(Work to do) In the listing below, locate the lines bearing the word "content". Copy every one of them.

(Data entries)
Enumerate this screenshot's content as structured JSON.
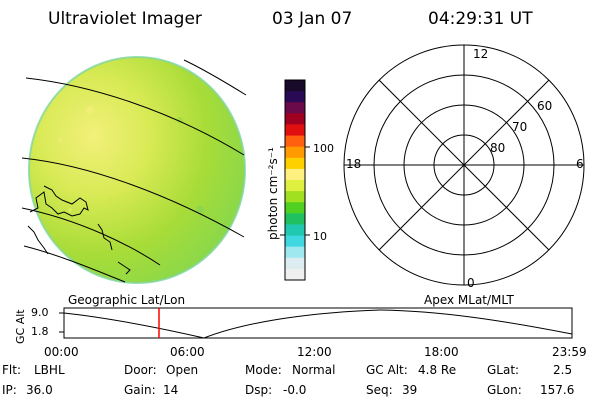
{
  "header": {
    "instrument": "Ultraviolet Imager",
    "date": "03 Jan 07",
    "time": "04:29:31 UT"
  },
  "colorbar": {
    "unit_label": "photon cm⁻²s⁻¹",
    "ticks": [
      "100",
      "10"
    ],
    "colors": [
      "#1a0a2a",
      "#2a0a55",
      "#6a0a4a",
      "#a00020",
      "#e01010",
      "#ff6010",
      "#ff9a00",
      "#ffd000",
      "#fff080",
      "#e0f040",
      "#a0e020",
      "#50d020",
      "#20c060",
      "#20c8b0",
      "#40d8e0",
      "#a0e8f0",
      "#dcecf0",
      "#f0f0f0"
    ]
  },
  "image_panel": {
    "disk_color": "#b8e03a",
    "bright_color": "#f2f07a"
  },
  "polar_plot": {
    "mlt_labels": {
      "top": "12",
      "bottom": "0",
      "left": "18",
      "right": "6"
    },
    "lat_labels": [
      "60",
      "70",
      "80"
    ]
  },
  "timeline": {
    "left_title": "Geographic Lat/Lon",
    "right_title": "Apex MLat/MLT",
    "axis_label": "GC Alt",
    "y_ticks": [
      "9.0",
      "1.8"
    ],
    "x_ticks": [
      "00:00",
      "06:00",
      "12:00",
      "18:00",
      "23:59"
    ],
    "marker_time_hours": 4.49,
    "marker_color": "#ff0000"
  },
  "status": {
    "row1": [
      {
        "label": "Flt:",
        "value": "LBHL"
      },
      {
        "label": "Door:",
        "value": "Open"
      },
      {
        "label": "Mode:",
        "value": "Normal"
      },
      {
        "label": "GC Alt:",
        "value": "4.8 Re"
      },
      {
        "label": "GLat:",
        "value": "2.5"
      }
    ],
    "row2": [
      {
        "label": "IP:",
        "value": "36.0"
      },
      {
        "label": "Gain:",
        "value": "14"
      },
      {
        "label": "Dsp:",
        "value": "-0.0"
      },
      {
        "label": "Seq:",
        "value": "39"
      },
      {
        "label": "GLon:",
        "value": "157.6"
      }
    ]
  }
}
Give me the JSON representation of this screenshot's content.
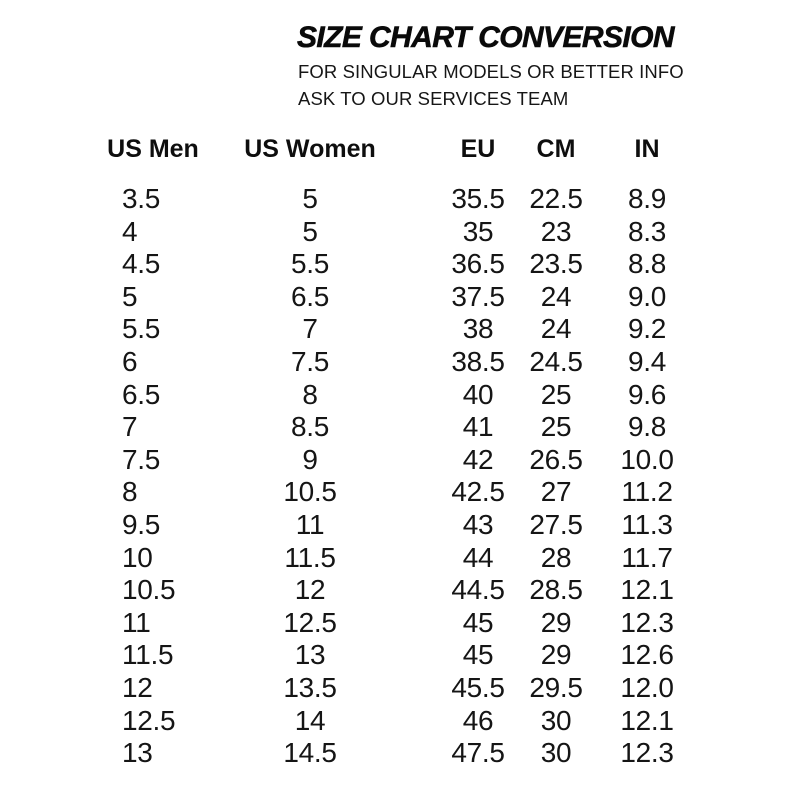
{
  "header": {
    "title": "SIZE CHART CONVERSION",
    "subtitle_line1": "FOR SINGULAR MODELS OR BETTER INFO",
    "subtitle_line2": "ASK TO OUR SERVICES TEAM"
  },
  "colors": {
    "text": "#121212",
    "background": "#ffffff"
  },
  "chart_data": {
    "type": "table",
    "title": "SIZE CHART CONVERSION",
    "columns": [
      "US Men",
      "US Women",
      "EU",
      "CM",
      "IN"
    ],
    "rows": [
      [
        "3.5",
        "5",
        "35.5",
        "22.5",
        "8.9"
      ],
      [
        "4",
        "5",
        "35",
        "23",
        "8.3"
      ],
      [
        "4.5",
        "5.5",
        "36.5",
        "23.5",
        "8.8"
      ],
      [
        "5",
        "6.5",
        "37.5",
        "24",
        "9.0"
      ],
      [
        "5.5",
        "7",
        "38",
        "24",
        "9.2"
      ],
      [
        "6",
        "7.5",
        "38.5",
        "24.5",
        "9.4"
      ],
      [
        "6.5",
        "8",
        "40",
        "25",
        "9.6"
      ],
      [
        "7",
        "8.5",
        "41",
        "25",
        "9.8"
      ],
      [
        "7.5",
        "9",
        "42",
        "26.5",
        "10.0"
      ],
      [
        "8",
        "10.5",
        "42.5",
        "27",
        "11.2"
      ],
      [
        "9.5",
        "11",
        "43",
        "27.5",
        "11.3"
      ],
      [
        "10",
        "11.5",
        "44",
        "28",
        "11.7"
      ],
      [
        "10.5",
        "12",
        "44.5",
        "28.5",
        "12.1"
      ],
      [
        "11",
        "12.5",
        "45",
        "29",
        "12.3"
      ],
      [
        "11.5",
        "13",
        "45",
        "29",
        "12.6"
      ],
      [
        "12",
        "13.5",
        "45.5",
        "29.5",
        "12.0"
      ],
      [
        "12.5",
        "14",
        "46",
        "30",
        "12.1"
      ],
      [
        "13",
        "14.5",
        "47.5",
        "30",
        "12.3"
      ]
    ]
  }
}
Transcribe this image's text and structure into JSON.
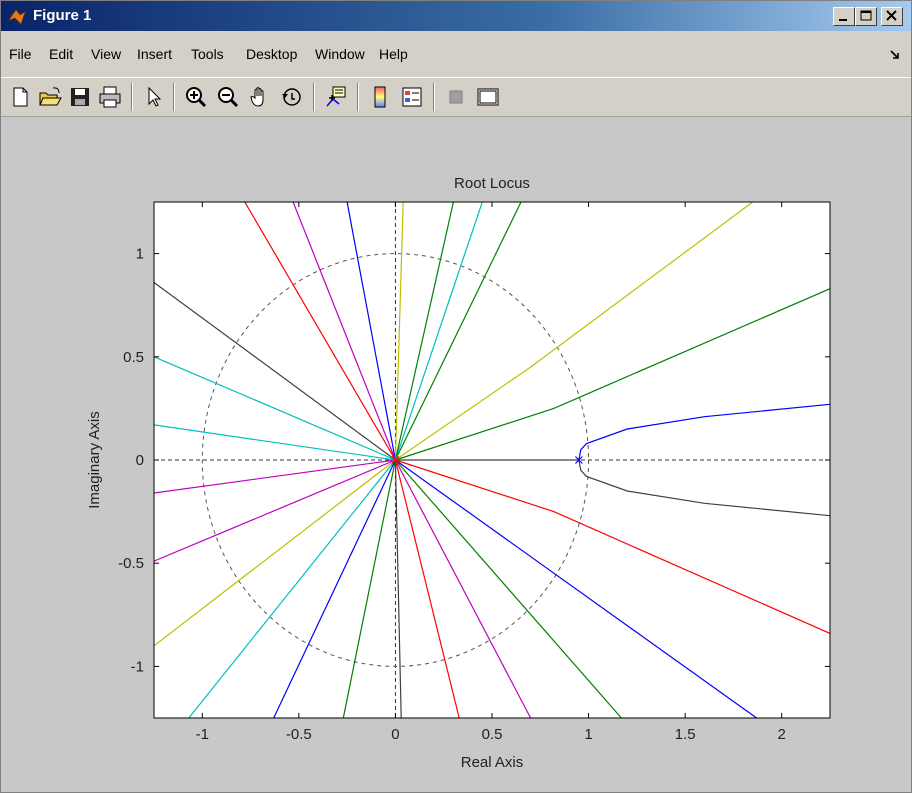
{
  "window": {
    "title": "Figure 1",
    "controls": [
      "minimize",
      "maximize",
      "close"
    ]
  },
  "menu": {
    "items": [
      "File",
      "Edit",
      "View",
      "Insert",
      "Tools",
      "Desktop",
      "Window",
      "Help"
    ]
  },
  "toolbar": {
    "buttons": [
      "new-figure-icon",
      "open-file-icon",
      "save-icon",
      "print-icon",
      "edit-plot-arrow-icon",
      "zoom-in-icon",
      "zoom-out-icon",
      "pan-hand-icon",
      "rotate-3d-icon",
      "data-cursor-icon",
      "insert-colorbar-icon",
      "insert-legend-icon",
      "hide-plot-tools-icon",
      "show-plot-tools-icon"
    ]
  },
  "chart_data": {
    "type": "line",
    "title": "Root Locus",
    "xlabel": "Real Axis",
    "ylabel": "Imaginary Axis",
    "xlim": [
      -1.25,
      2.25
    ],
    "ylim": [
      -1.25,
      1.25
    ],
    "xticks": [
      -1,
      -0.5,
      0,
      0.5,
      1,
      1.5,
      2
    ],
    "yticks": [
      -1,
      -0.5,
      0,
      0.5,
      1
    ],
    "xtick_labels": [
      "-1",
      "-0.5",
      "0",
      "0.5",
      "1",
      "1.5",
      "2"
    ],
    "ytick_labels": [
      "-1",
      "-0.5",
      "0",
      "0.5",
      "1"
    ],
    "grid": false,
    "unit_circle": {
      "style": "dashed",
      "radius": 1
    },
    "poles": [
      {
        "x": 0.95,
        "y": 0
      },
      {
        "x": 0,
        "y": 0
      }
    ],
    "series": [
      {
        "color": "#0000ff",
        "points": [
          [
            0.95,
            0
          ],
          [
            0.96,
            0.05
          ],
          [
            0.99,
            0.08
          ],
          [
            1.2,
            0.15
          ],
          [
            1.6,
            0.21
          ],
          [
            2.25,
            0.27
          ]
        ]
      },
      {
        "color": "#404040",
        "points": [
          [
            0.95,
            0
          ],
          [
            0.96,
            -0.05
          ],
          [
            0.99,
            -0.08
          ],
          [
            1.2,
            -0.15
          ],
          [
            1.6,
            -0.21
          ],
          [
            2.25,
            -0.27
          ]
        ]
      },
      {
        "color": "#404040",
        "points": [
          [
            0,
            0
          ],
          [
            0.95,
            0
          ]
        ]
      },
      {
        "color": "#008000",
        "points": [
          [
            0,
            0
          ],
          [
            0.82,
            0.25
          ],
          [
            2.25,
            0.83
          ]
        ]
      },
      {
        "color": "#bfbf00",
        "points": [
          [
            0,
            0
          ],
          [
            0.7,
            0.45
          ],
          [
            1.85,
            1.25
          ]
        ]
      },
      {
        "color": "#008000",
        "points": [
          [
            0,
            0
          ],
          [
            0.65,
            1.25
          ]
        ]
      },
      {
        "color": "#00bfbf",
        "points": [
          [
            0,
            0
          ],
          [
            0.45,
            1.25
          ]
        ]
      },
      {
        "color": "#008000",
        "points": [
          [
            0,
            0
          ],
          [
            0.3,
            1.25
          ]
        ]
      },
      {
        "color": "#bfbf00",
        "points": [
          [
            0,
            0
          ],
          [
            0.04,
            1.25
          ]
        ]
      },
      {
        "color": "#0000ff",
        "points": [
          [
            0,
            0
          ],
          [
            -0.25,
            1.25
          ]
        ]
      },
      {
        "color": "#bf00bf",
        "points": [
          [
            0,
            0
          ],
          [
            -0.53,
            1.25
          ]
        ]
      },
      {
        "color": "#ff0000",
        "points": [
          [
            0,
            0
          ],
          [
            -0.78,
            1.25
          ]
        ]
      },
      {
        "color": "#404040",
        "points": [
          [
            0,
            0
          ],
          [
            -1.25,
            0.86
          ]
        ]
      },
      {
        "color": "#00bfbf",
        "points": [
          [
            0,
            0
          ],
          [
            -1.25,
            0.5
          ]
        ]
      },
      {
        "color": "#00bfbf",
        "points": [
          [
            0,
            0
          ],
          [
            -1.25,
            0.17
          ]
        ]
      },
      {
        "color": "#bf00bf",
        "points": [
          [
            0,
            0
          ],
          [
            -1.25,
            -0.16
          ]
        ]
      },
      {
        "color": "#bf00bf",
        "points": [
          [
            0,
            0
          ],
          [
            -1.25,
            -0.49
          ]
        ]
      },
      {
        "color": "#bfbf00",
        "points": [
          [
            0,
            0
          ],
          [
            -1.25,
            -0.9
          ]
        ]
      },
      {
        "color": "#00bfbf",
        "points": [
          [
            0,
            0
          ],
          [
            -1.07,
            -1.25
          ]
        ]
      },
      {
        "color": "#0000ff",
        "points": [
          [
            0,
            0
          ],
          [
            -0.63,
            -1.25
          ]
        ]
      },
      {
        "color": "#008000",
        "points": [
          [
            0,
            0
          ],
          [
            -0.27,
            -1.25
          ]
        ]
      },
      {
        "color": "#404040",
        "points": [
          [
            0,
            0
          ],
          [
            0.03,
            -1.25
          ]
        ]
      },
      {
        "color": "#ff0000",
        "points": [
          [
            0,
            0
          ],
          [
            0.33,
            -1.25
          ]
        ]
      },
      {
        "color": "#bf00bf",
        "points": [
          [
            0,
            0
          ],
          [
            0.7,
            -1.25
          ]
        ]
      },
      {
        "color": "#008000",
        "points": [
          [
            0,
            0
          ],
          [
            1.17,
            -1.25
          ]
        ]
      },
      {
        "color": "#0000ff",
        "points": [
          [
            0,
            0
          ],
          [
            1.87,
            -1.25
          ]
        ]
      },
      {
        "color": "#ff0000",
        "points": [
          [
            0,
            0
          ],
          [
            0.82,
            -0.25
          ],
          [
            2.25,
            -0.84
          ]
        ]
      }
    ]
  }
}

(Task result)
Enumerate this screenshot's content as structured JSON.
Give me the JSON representation of this screenshot's content.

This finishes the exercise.